Element and region listings
--- START ---
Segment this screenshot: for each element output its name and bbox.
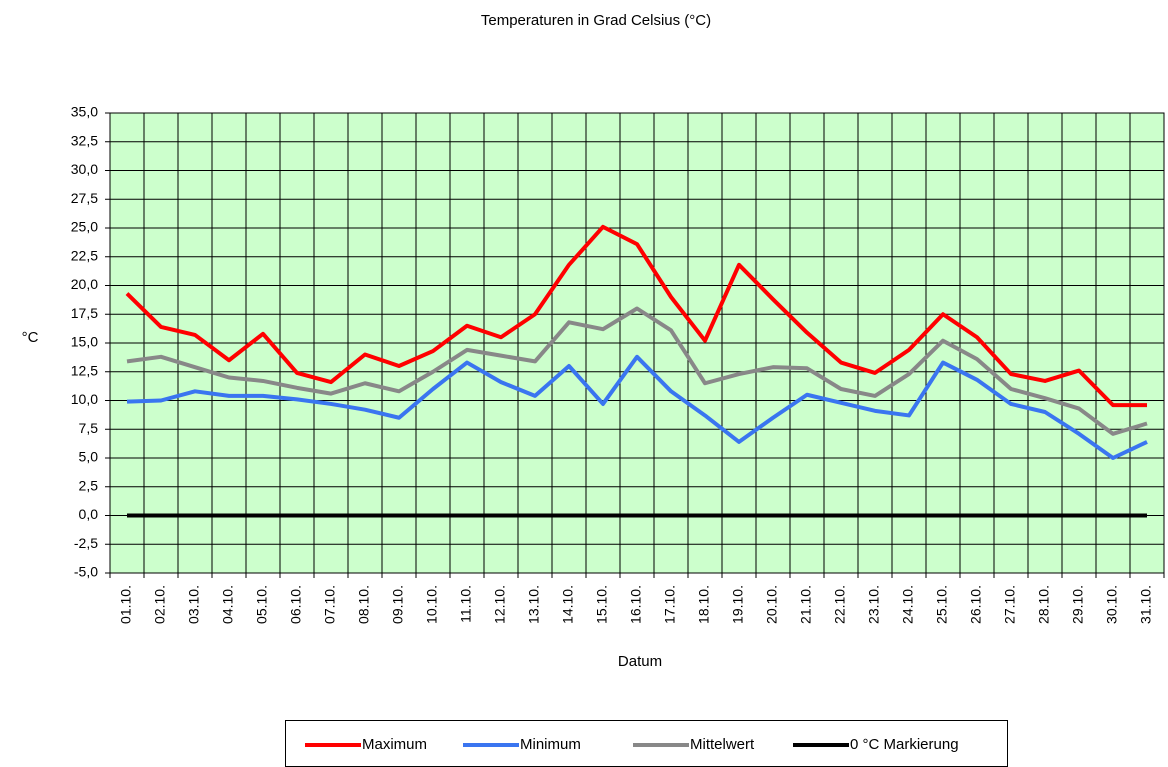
x-tick-label: 03.10. xyxy=(186,585,202,624)
x-tick-label: 24.10. xyxy=(900,585,916,624)
x-tick-label: 05.10. xyxy=(254,585,270,624)
x-tick-label: 20.10. xyxy=(764,585,780,624)
x-tick-label: 19.10. xyxy=(730,585,746,624)
x-tick-label: 17.10. xyxy=(662,585,678,624)
y-tick-label: -5,0 xyxy=(74,564,98,580)
x-tick-label: 09.10. xyxy=(390,585,406,624)
x-tick-label: 26.10. xyxy=(968,585,984,624)
series-line xyxy=(126,306,1148,436)
x-tick-label: 06.10. xyxy=(288,585,304,624)
y-tick-label: 2,5 xyxy=(79,477,99,493)
x-tick-label: 31.10. xyxy=(1138,585,1154,624)
x-tick-label: 13.10. xyxy=(526,585,542,624)
x-tick-label: 23.10. xyxy=(866,585,882,624)
y-tick-label: 25,0 xyxy=(71,219,98,235)
x-tick-label: 07.10. xyxy=(322,585,338,624)
legend-label: Maximum xyxy=(362,736,427,753)
y-axis-label: °C xyxy=(22,329,39,346)
y-tick-label: 35,0 xyxy=(71,104,98,120)
x-tick-label: 30.10. xyxy=(1104,585,1120,624)
x-tick-label: 18.10. xyxy=(696,585,712,624)
y-tick-label: 12,5 xyxy=(71,362,98,378)
x-tick-label: 28.10. xyxy=(1036,585,1052,624)
legend-label: Minimum xyxy=(520,736,581,753)
y-tick-label: 32,5 xyxy=(71,132,98,148)
y-tick-label: 7,5 xyxy=(79,420,99,436)
x-tick-label: 10.10. xyxy=(424,585,440,624)
x-tick-label: 16.10. xyxy=(628,585,644,624)
x-tick-label: 08.10. xyxy=(356,585,372,624)
x-tick-label: 12.10. xyxy=(492,585,508,624)
y-tick-label: 5,0 xyxy=(79,449,99,465)
chart-title: Temperaturen in Grad Celsius (°C) xyxy=(481,12,711,29)
series-line xyxy=(125,224,1147,408)
y-tick-label: 30,0 xyxy=(71,161,98,177)
y-tick-label: 10,0 xyxy=(71,391,98,407)
x-tick-label: 25.10. xyxy=(934,585,950,624)
y-tick-label: 17,5 xyxy=(71,305,98,321)
x-tick-label: 01.10. xyxy=(118,585,134,624)
legend-label: 0 °C Markierung xyxy=(850,736,959,753)
x-tick-label: 29.10. xyxy=(1070,585,1086,624)
y-tick-label: 15,0 xyxy=(71,334,98,350)
series-line xyxy=(126,354,1148,460)
x-tick-label: 11.10. xyxy=(458,585,474,623)
x-tick-label: 15.10. xyxy=(594,585,610,624)
x-tick-label: 21.10. xyxy=(798,585,814,624)
x-tick-label: 27.10. xyxy=(1002,585,1018,624)
x-tick-label: 02.10. xyxy=(152,585,168,624)
x-axis-label: Datum xyxy=(618,653,662,670)
y-tick-label: 0,0 xyxy=(79,506,99,522)
y-tick-label: 22,5 xyxy=(71,247,98,263)
x-tick-label: 04.10. xyxy=(220,585,236,624)
x-tick-label: 14.10. xyxy=(560,585,576,624)
y-tick-label: 27,5 xyxy=(71,190,98,206)
x-tick-label: 22.10. xyxy=(832,585,848,624)
legend-label: Mittelwert xyxy=(690,736,755,753)
y-tick-label: -2,5 xyxy=(74,535,98,551)
y-tick-label: 20,0 xyxy=(71,276,98,292)
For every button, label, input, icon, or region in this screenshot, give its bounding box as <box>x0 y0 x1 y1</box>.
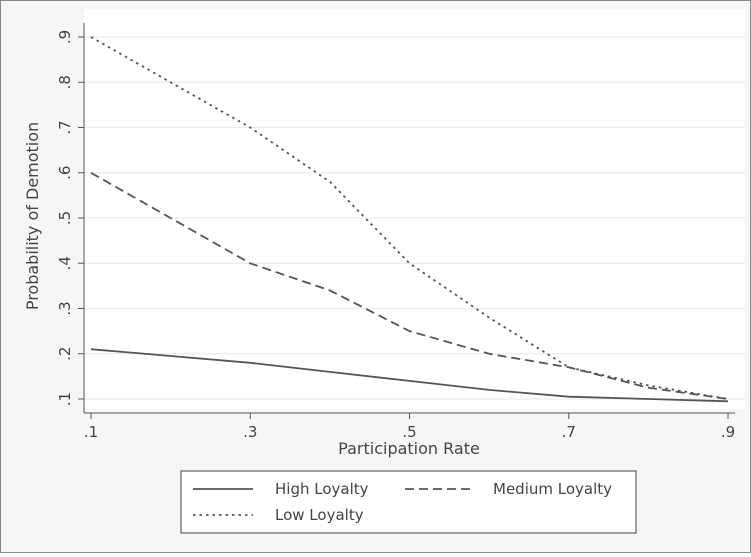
x-tick-label: .3 <box>243 423 257 441</box>
legend-box <box>180 470 637 534</box>
y-tick-label: .2 <box>56 347 74 361</box>
plot-area <box>84 9 745 409</box>
legend-label: High Loyalty <box>275 480 369 498</box>
series-line-low-loyalty <box>90 36 729 400</box>
y-axis-label: Probability of Demotion <box>23 122 42 310</box>
y-ticks: .1 .2 .3 .4 .5 .6 .7 .8 .9 <box>56 30 84 406</box>
x-tick-label: .7 <box>562 423 576 441</box>
x-tick-label: .1 <box>84 423 98 441</box>
legend-label: Medium Loyalty <box>493 480 612 498</box>
y-tick-label: .8 <box>56 75 74 89</box>
y-tick-label: .1 <box>56 392 74 406</box>
x-tick-label: .5 <box>402 423 416 441</box>
legend: High Loyalty Medium Loyalty Low Loyalty <box>180 470 637 534</box>
series-line-medium-loyalty <box>90 172 729 400</box>
y-tick-label: .7 <box>56 120 74 134</box>
y-tick-label: .3 <box>56 301 74 315</box>
x-axis-label: Participation Rate <box>338 439 480 458</box>
legend-label: Low Loyalty <box>275 506 364 524</box>
x-ticks: .1 .3 .5 .7 .9 <box>84 413 735 441</box>
y-tick-label: .5 <box>56 211 74 225</box>
y-tick-label: .4 <box>56 256 74 270</box>
gridlines <box>85 36 745 400</box>
series-line-high-loyalty <box>90 348 729 403</box>
y-tick-label: .9 <box>56 30 74 44</box>
y-tick-label: .6 <box>56 166 74 180</box>
series-lines <box>90 36 729 403</box>
x-tick-label: .9 <box>721 423 735 441</box>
--- END ---
Please find every line in the records above that contains the word "screenshot", and copy each of those lines.

The solution
Segment this screenshot: for each element output its name and bbox.
For every button, label, input, icon, or region in this screenshot, give its bounding box as <box>x0 y0 x1 y1</box>.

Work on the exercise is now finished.